__Aim__. Every record must be repeated exactly; omit any pictures they contain.

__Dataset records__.
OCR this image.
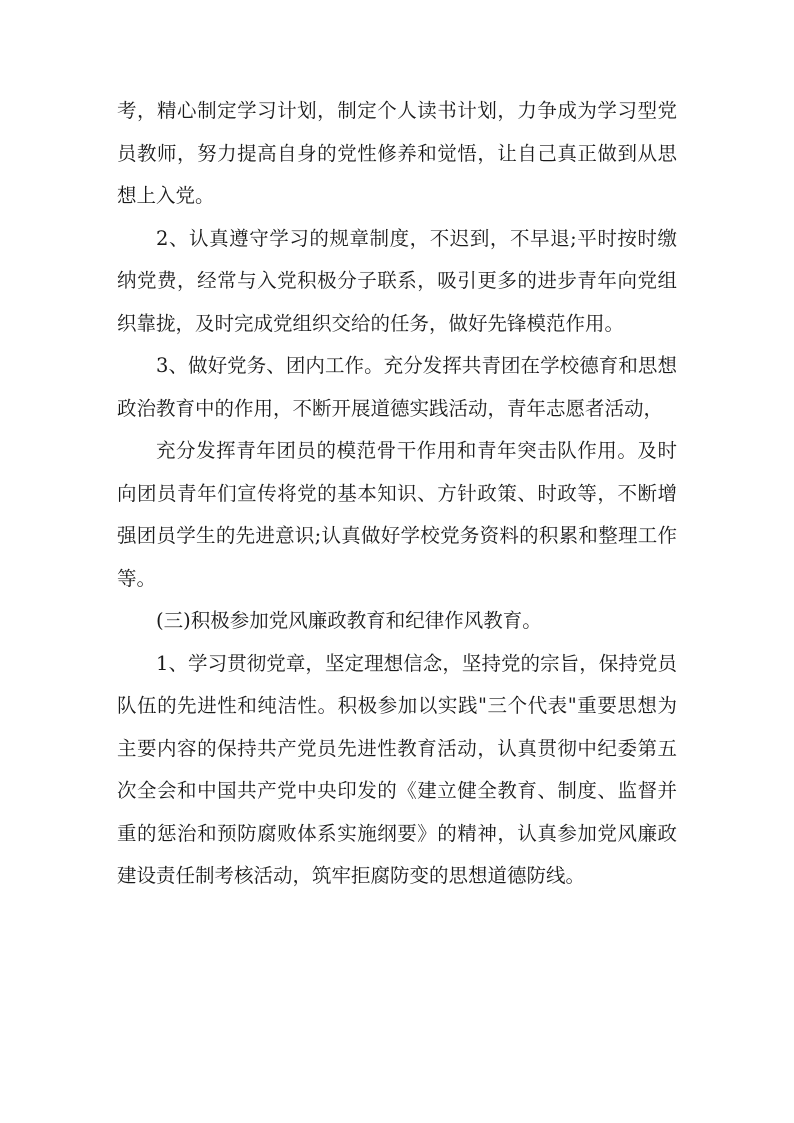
考，精心制定学习计划，制定个人读书计划，力争成为学习型党员教师，努力提高自身的党性修养和觉悟，让自己真正做到从思想上入党。

2、认真遵守学习的规章制度，不迟到，不早退;平时按时缴纳党费，经常与入党积极分子联系，吸引更多的进步青年向党组织靠拢，及时完成党组织交给的任务，做好先锋模范作用。

3、做好党务、团内工作。充分发挥共青团在学校德育和思想政治教育中的作用，不断开展道德实践活动，青年志愿者活动，

充分发挥青年团员的模范骨干作用和青年突击队作用。及时向团员青年们宣传将党的基本知识、方针政策、时政等，不断增强团员学生的先进意识;认真做好学校党务资料的积累和整理工作等。

(三)积极参加党风廉政教育和纪律作风教育。

1、学习贯彻党章，坚定理想信念，坚持党的宗旨，保持党员队伍的先进性和纯洁性。积极参加以实践"三个代表"重要思想为主要内容的保持共产党员先进性教育活动，认真贯彻中纪委第五次全会和中国共产党中央印发的《建立健全教育、制度、监督并重的惩治和预防腐败体系实施纲要》的精神，认真参加党风廉政建设责任制考核活动，筑牢拒腐防变的思想道德防线。
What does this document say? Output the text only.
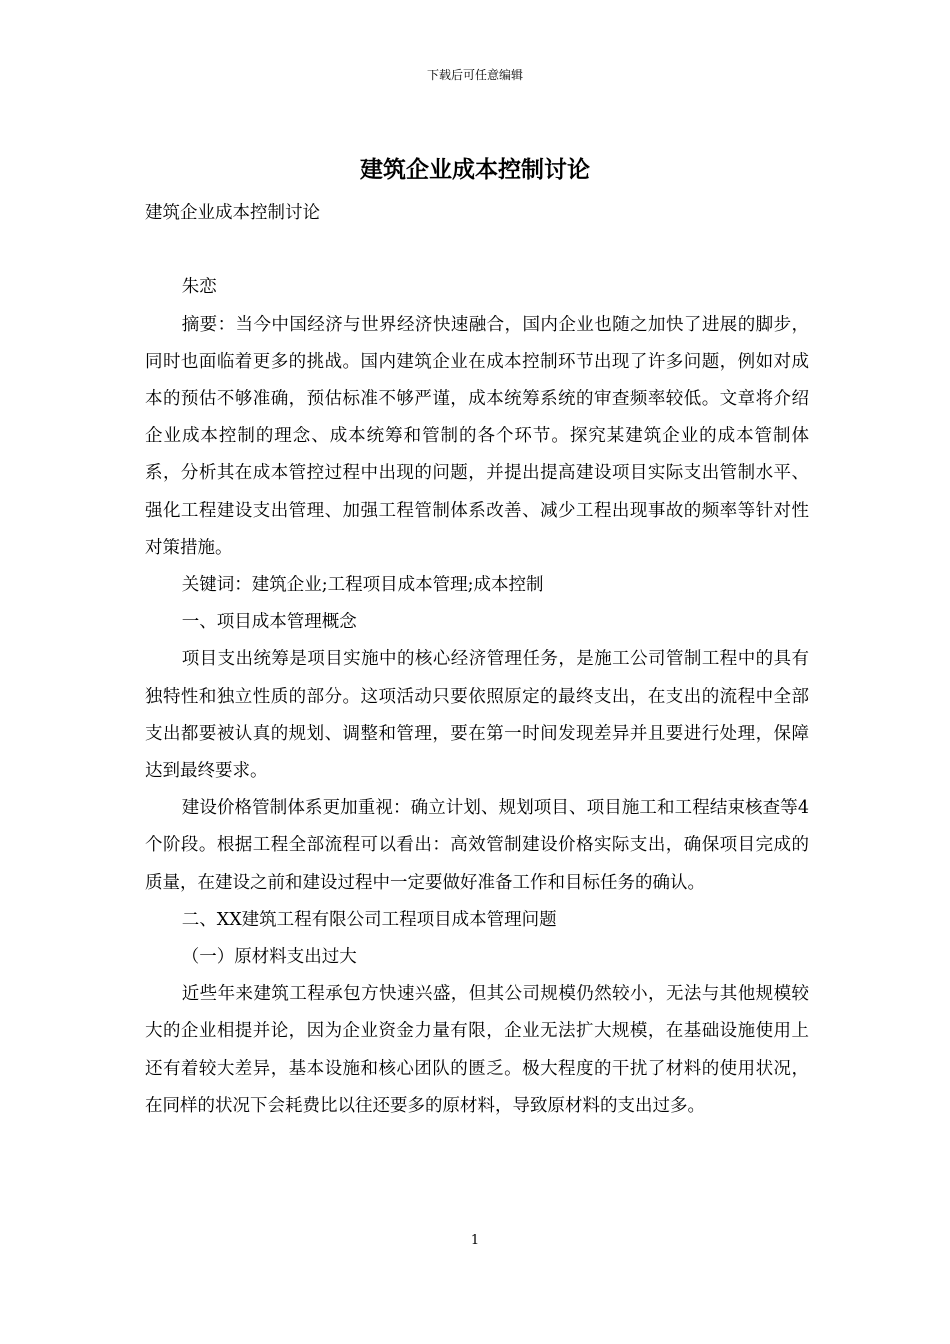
下载后可任意编辑
建筑企业成本控制讨论

建筑企业成本控制讨论

朱恋

摘要：当今中国经济与世界经济快速融合，国内企业也随之加快了进展的脚步，同时也面临着更多的挑战。国内建筑企业在成本控制环节出现了许多问题，例如对成本的预估不够准确，预估标准不够严谨，成本统筹系统的审查频率较低。文章将介绍企业成本控制的理念、成本统筹和管制的各个环节。探究某建筑企业的成本管制体系，分析其在成本管控过程中出现的问题，并提出提高建设项目实际支出管制水平、强化工程建设支出管理、加强工程管制体系改善、减少工程出现事故的频率等针对性对策措施。

关键词：建筑企业;工程项目成本管理;成本控制

一、项目成本管理概念

项目支出统筹是项目实施中的核心经济管理任务，是施工公司管制工程中的具有独特性和独立性质的部分。这项活动只要依照原定的最终支出，在支出的流程中全部支出都要被认真的规划、调整和管理，要在第一时间发现差异并且要进行处理，保障达到最终要求。

建设价格管制体系更加重视：确立计划、规划项目、项目施工和工程结束核查等4个阶段。根据工程全部流程可以看出：高效管制建设价格实际支出，确保项目完成的质量，在建设之前和建设过程中一定要做好准备工作和目标任务的确认。

二、XX建筑工程有限公司工程项目成本管理问题

（一）原材料支出过大

近些年来建筑工程承包方快速兴盛，但其公司规模仍然较小，无法与其他规模较大的企业相提并论，因为企业资金力量有限，企业无法扩大规模，在基础设施使用上还有着较大差异，基本设施和核心团队的匮乏。极大程度的干扰了材料的使用状况，在同样的状况下会耗费比以往还要多的原材料，导致原材料的支出过多。

1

__Answer below__.
OCR this image.
考，精心制定学习计划，制定个人读书计划，力争成为学习型党员教师，努力提高自身的党性修养和觉悟，让自己真正做到从思想上入党。

2、认真遵守学习的规章制度，不迟到，不早退;平时按时缴纳党费，经常与入党积极分子联系，吸引更多的进步青年向党组织靠拢，及时完成党组织交给的任务，做好先锋模范作用。

3、做好党务、团内工作。充分发挥共青团在学校德育和思想政治教育中的作用，不断开展道德实践活动，青年志愿者活动，

充分发挥青年团员的模范骨干作用和青年突击队作用。及时向团员青年们宣传将党的基本知识、方针政策、时政等，不断增强团员学生的先进意识;认真做好学校党务资料的积累和整理工作等。

(三)积极参加党风廉政教育和纪律作风教育。

1、学习贯彻党章，坚定理想信念，坚持党的宗旨，保持党员队伍的先进性和纯洁性。积极参加以实践"三个代表"重要思想为主要内容的保持共产党员先进性教育活动，认真贯彻中纪委第五次全会和中国共产党中央印发的《建立健全教育、制度、监督并重的惩治和预防腐败体系实施纲要》的精神，认真参加党风廉政建设责任制考核活动，筑牢拒腐防变的思想道德防线。
What does this document say? Output the text only.
下载后可任意编辑
建筑企业成本控制讨论

建筑企业成本控制讨论

朱恋

摘要：当今中国经济与世界经济快速融合，国内企业也随之加快了进展的脚步，同时也面临着更多的挑战。国内建筑企业在成本控制环节出现了许多问题，例如对成本的预估不够准确，预估标准不够严谨，成本统筹系统的审查频率较低。文章将介绍企业成本控制的理念、成本统筹和管制的各个环节。探究某建筑企业的成本管制体系，分析其在成本管控过程中出现的问题，并提出提高建设项目实际支出管制水平、强化工程建设支出管理、加强工程管制体系改善、减少工程出现事故的频率等针对性对策措施。

关键词：建筑企业;工程项目成本管理;成本控制

一、项目成本管理概念

项目支出统筹是项目实施中的核心经济管理任务，是施工公司管制工程中的具有独特性和独立性质的部分。这项活动只要依照原定的最终支出，在支出的流程中全部支出都要被认真的规划、调整和管理，要在第一时间发现差异并且要进行处理，保障达到最终要求。

建设价格管制体系更加重视：确立计划、规划项目、项目施工和工程结束核查等4个阶段。根据工程全部流程可以看出：高效管制建设价格实际支出，确保项目完成的质量，在建设之前和建设过程中一定要做好准备工作和目标任务的确认。

二、XX建筑工程有限公司工程项目成本管理问题

（一）原材料支出过大

近些年来建筑工程承包方快速兴盛，但其公司规模仍然较小，无法与其他规模较大的企业相提并论，因为企业资金力量有限，企业无法扩大规模，在基础设施使用上还有着较大差异，基本设施和核心团队的匮乏。极大程度的干扰了材料的使用状况，在同样的状况下会耗费比以往还要多的原材料，导致原材料的支出过多。

1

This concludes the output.